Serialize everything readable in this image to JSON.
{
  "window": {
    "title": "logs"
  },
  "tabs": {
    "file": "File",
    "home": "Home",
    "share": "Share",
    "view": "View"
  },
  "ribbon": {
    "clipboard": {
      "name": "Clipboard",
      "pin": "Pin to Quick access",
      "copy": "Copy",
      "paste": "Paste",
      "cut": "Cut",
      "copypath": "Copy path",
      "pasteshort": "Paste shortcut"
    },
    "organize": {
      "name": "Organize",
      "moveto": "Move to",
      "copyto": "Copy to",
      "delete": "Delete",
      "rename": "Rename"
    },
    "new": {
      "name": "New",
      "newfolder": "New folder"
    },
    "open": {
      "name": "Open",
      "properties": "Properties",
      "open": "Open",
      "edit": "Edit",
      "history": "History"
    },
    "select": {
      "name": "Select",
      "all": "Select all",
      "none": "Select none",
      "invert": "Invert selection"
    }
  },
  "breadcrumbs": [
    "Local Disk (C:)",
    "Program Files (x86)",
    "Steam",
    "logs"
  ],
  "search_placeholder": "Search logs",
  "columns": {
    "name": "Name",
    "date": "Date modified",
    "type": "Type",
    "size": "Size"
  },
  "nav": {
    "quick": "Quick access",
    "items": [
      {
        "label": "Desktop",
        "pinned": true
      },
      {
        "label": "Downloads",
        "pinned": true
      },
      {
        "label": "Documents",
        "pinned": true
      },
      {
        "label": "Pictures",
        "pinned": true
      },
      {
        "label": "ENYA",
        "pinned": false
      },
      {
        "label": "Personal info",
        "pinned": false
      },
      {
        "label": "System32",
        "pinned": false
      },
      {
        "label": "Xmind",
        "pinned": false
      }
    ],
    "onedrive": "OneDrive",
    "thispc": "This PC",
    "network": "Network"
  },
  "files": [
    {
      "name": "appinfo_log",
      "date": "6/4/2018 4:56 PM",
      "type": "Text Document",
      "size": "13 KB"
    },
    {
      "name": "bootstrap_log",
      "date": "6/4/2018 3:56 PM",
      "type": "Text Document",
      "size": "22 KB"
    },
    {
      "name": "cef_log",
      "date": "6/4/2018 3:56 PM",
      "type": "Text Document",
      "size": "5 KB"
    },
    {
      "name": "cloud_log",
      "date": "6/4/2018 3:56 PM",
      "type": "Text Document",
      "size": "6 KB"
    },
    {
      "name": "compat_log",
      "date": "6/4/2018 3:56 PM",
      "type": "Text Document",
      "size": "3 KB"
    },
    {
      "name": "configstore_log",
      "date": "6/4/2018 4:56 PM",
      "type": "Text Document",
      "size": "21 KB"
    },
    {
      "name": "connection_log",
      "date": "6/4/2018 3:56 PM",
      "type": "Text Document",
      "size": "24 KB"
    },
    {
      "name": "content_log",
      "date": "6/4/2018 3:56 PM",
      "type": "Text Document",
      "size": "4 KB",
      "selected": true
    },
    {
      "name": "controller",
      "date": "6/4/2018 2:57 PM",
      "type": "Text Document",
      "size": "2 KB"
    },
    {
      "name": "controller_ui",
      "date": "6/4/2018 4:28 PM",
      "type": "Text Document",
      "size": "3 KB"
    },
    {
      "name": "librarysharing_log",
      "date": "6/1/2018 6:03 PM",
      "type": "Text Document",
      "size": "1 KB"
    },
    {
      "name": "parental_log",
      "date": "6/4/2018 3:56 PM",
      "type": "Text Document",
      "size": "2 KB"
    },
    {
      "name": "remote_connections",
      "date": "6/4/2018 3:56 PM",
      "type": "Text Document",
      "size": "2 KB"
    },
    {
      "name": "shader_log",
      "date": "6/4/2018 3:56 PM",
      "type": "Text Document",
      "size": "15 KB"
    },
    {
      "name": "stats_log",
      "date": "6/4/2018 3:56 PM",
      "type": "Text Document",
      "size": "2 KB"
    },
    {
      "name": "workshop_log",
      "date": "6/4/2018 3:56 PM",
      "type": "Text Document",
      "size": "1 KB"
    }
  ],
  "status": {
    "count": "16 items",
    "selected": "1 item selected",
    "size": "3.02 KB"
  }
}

◆ WHAT THE TASK ASKS ◆
Check each line of the entries above, and show every one holding the word "selected".

◆ RESPONSE TO THIS TASK ◆
      "selected": true
    "selected": "1 item selected",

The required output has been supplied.